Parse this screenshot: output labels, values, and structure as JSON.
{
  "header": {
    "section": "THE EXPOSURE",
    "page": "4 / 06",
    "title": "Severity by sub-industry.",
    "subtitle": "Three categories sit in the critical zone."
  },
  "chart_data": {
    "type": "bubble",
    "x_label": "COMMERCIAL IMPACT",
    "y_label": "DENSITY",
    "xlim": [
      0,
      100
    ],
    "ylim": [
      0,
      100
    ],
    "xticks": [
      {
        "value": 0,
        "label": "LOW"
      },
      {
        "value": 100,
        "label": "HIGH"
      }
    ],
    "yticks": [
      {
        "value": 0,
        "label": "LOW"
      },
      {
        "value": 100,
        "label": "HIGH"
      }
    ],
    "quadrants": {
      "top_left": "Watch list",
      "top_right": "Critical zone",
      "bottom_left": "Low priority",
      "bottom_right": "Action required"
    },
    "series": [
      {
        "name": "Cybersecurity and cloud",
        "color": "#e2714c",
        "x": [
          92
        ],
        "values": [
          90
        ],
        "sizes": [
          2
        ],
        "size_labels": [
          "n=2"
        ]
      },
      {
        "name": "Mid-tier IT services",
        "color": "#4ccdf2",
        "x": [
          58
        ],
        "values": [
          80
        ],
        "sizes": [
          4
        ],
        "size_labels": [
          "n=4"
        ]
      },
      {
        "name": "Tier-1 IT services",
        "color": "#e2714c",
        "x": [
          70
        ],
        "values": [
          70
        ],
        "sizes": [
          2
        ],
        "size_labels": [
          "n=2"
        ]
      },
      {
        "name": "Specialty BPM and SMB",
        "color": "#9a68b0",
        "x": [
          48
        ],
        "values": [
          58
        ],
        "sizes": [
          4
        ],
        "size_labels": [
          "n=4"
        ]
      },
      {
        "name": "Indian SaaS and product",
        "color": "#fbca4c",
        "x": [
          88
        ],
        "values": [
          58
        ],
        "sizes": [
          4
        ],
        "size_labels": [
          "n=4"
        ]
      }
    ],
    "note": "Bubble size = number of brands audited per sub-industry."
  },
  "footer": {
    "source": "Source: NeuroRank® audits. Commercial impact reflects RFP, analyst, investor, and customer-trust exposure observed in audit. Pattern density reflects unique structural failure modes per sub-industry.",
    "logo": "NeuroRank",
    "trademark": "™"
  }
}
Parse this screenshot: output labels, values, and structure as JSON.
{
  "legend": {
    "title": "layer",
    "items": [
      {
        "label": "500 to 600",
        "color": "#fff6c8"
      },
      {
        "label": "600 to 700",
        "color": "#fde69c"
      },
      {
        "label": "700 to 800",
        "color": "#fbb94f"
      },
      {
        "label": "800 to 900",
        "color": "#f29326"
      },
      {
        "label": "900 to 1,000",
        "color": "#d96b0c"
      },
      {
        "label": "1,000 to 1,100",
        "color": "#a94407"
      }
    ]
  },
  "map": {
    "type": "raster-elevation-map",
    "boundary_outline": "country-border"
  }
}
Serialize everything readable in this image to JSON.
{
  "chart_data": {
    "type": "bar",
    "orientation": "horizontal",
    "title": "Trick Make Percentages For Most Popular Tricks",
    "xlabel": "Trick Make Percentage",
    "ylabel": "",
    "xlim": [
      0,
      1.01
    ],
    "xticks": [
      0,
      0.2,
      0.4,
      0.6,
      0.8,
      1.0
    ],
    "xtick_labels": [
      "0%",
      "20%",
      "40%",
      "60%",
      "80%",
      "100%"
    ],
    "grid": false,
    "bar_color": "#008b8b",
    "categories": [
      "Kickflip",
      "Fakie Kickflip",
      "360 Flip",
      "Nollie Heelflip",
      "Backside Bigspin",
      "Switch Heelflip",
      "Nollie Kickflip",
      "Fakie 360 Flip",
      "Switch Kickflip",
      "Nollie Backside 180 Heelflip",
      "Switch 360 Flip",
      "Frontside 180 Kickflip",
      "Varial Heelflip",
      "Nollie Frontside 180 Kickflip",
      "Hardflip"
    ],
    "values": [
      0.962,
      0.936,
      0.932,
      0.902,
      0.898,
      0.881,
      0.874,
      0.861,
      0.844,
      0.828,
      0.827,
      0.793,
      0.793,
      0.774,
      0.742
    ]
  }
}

================

◆ **Written instruction**
Write out each line of the data above again, exactly as given.

◆ **Answer to the task**
Parse this screenshot: output labels, values, and structure as JSON.
{
  "header": {
    "section": "THE EXPOSURE",
    "page": "4 / 06",
    "title": "Severity by sub-industry.",
    "subtitle": "Three categories sit in the critical zone."
  },
  "chart_data": {
    "type": "bubble",
    "x_label": "COMMERCIAL IMPACT",
    "y_label": "DENSITY",
    "xlim": [
      0,
      100
    ],
    "ylim": [
      0,
      100
    ],
    "xticks": [
      {
        "value": 0,
        "label": "LOW"
      },
      {
        "value": 100,
        "label": "HIGH"
      }
    ],
    "yticks": [
      {
        "value": 0,
        "label": "LOW"
      },
      {
        "value": 100,
        "label": "HIGH"
      }
    ],
    "quadrants": {
      "top_left": "Watch list",
      "top_right": "Critical zone",
      "bottom_left": "Low priority",
      "bottom_right": "Action required"
    },
    "series": [
      {
        "name": "Cybersecurity and cloud",
        "color": "#e2714c",
        "x": [
          92
        ],
        "values": [
          90
        ],
        "sizes": [
          2
        ],
        "size_labels": [
          "n=2"
        ]
      },
      {
        "name": "Mid-tier IT services",
        "color": "#4ccdf2",
        "x": [
          58
        ],
        "values": [
          80
        ],
        "sizes": [
          4
        ],
        "size_labels": [
          "n=4"
        ]
      },
      {
        "name": "Tier-1 IT services",
        "color": "#e2714c",
        "x": [
          70
        ],
        "values": [
          70
        ],
        "sizes": [
          2
        ],
        "size_labels": [
          "n=2"
        ]
      },
      {
        "name": "Specialty BPM and SMB",
        "color": "#9a68b0",
        "x": [
          48
        ],
        "values": [
          58
        ],
        "sizes": [
          4
        ],
        "size_labels": [
          "n=4"
        ]
      },
      {
        "name": "Indian SaaS and product",
        "color": "#fbca4c",
        "x": [
          88
        ],
        "values": [
          58
        ],
        "sizes": [
          4
        ],
        "size_labels": [
          "n=4"
        ]
      }
    ],
    "note": "Bubble size = number of brands audited per sub-industry."
  },
  "footer": {
    "source": "Source: NeuroRank® audits. Commercial impact reflects RFP, analyst, investor, and customer-trust exposure observed in audit. Pattern density reflects unique structural failure modes per sub-industry.",
    "logo": "NeuroRank",
    "trademark": "™"
  }
}
Parse this screenshot: output labels, values, and structure as JSON.
{
  "legend": {
    "title": "layer",
    "items": [
      {
        "label": "500 to 600",
        "color": "#fff6c8"
      },
      {
        "label": "600 to 700",
        "color": "#fde69c"
      },
      {
        "label": "700 to 800",
        "color": "#fbb94f"
      },
      {
        "label": "800 to 900",
        "color": "#f29326"
      },
      {
        "label": "900 to 1,000",
        "color": "#d96b0c"
      },
      {
        "label": "1,000 to 1,100",
        "color": "#a94407"
      }
    ]
  },
  "map": {
    "type": "raster-elevation-map",
    "boundary_outline": "country-border"
  }
}
Serialize everything readable in this image to JSON.
{
  "chart_data": {
    "type": "bar",
    "orientation": "horizontal",
    "title": "Trick Make Percentages For Most Popular Tricks",
    "xlabel": "Trick Make Percentage",
    "ylabel": "",
    "xlim": [
      0,
      1.01
    ],
    "xticks": [
      0,
      0.2,
      0.4,
      0.6,
      0.8,
      1.0
    ],
    "xtick_labels": [
      "0%",
      "20%",
      "40%",
      "60%",
      "80%",
      "100%"
    ],
    "grid": false,
    "bar_color": "#008b8b",
    "categories": [
      "Kickflip",
      "Fakie Kickflip",
      "360 Flip",
      "Nollie Heelflip",
      "Backside Bigspin",
      "Switch Heelflip",
      "Nollie Kickflip",
      "Fakie 360 Flip",
      "Switch Kickflip",
      "Nollie Backside 180 Heelflip",
      "Switch 360 Flip",
      "Frontside 180 Kickflip",
      "Varial Heelflip",
      "Nollie Frontside 180 Kickflip",
      "Hardflip"
    ],
    "values": [
      0.962,
      0.936,
      0.932,
      0.902,
      0.898,
      0.881,
      0.874,
      0.861,
      0.844,
      0.828,
      0.827,
      0.793,
      0.793,
      0.774,
      0.742
    ]
  }
}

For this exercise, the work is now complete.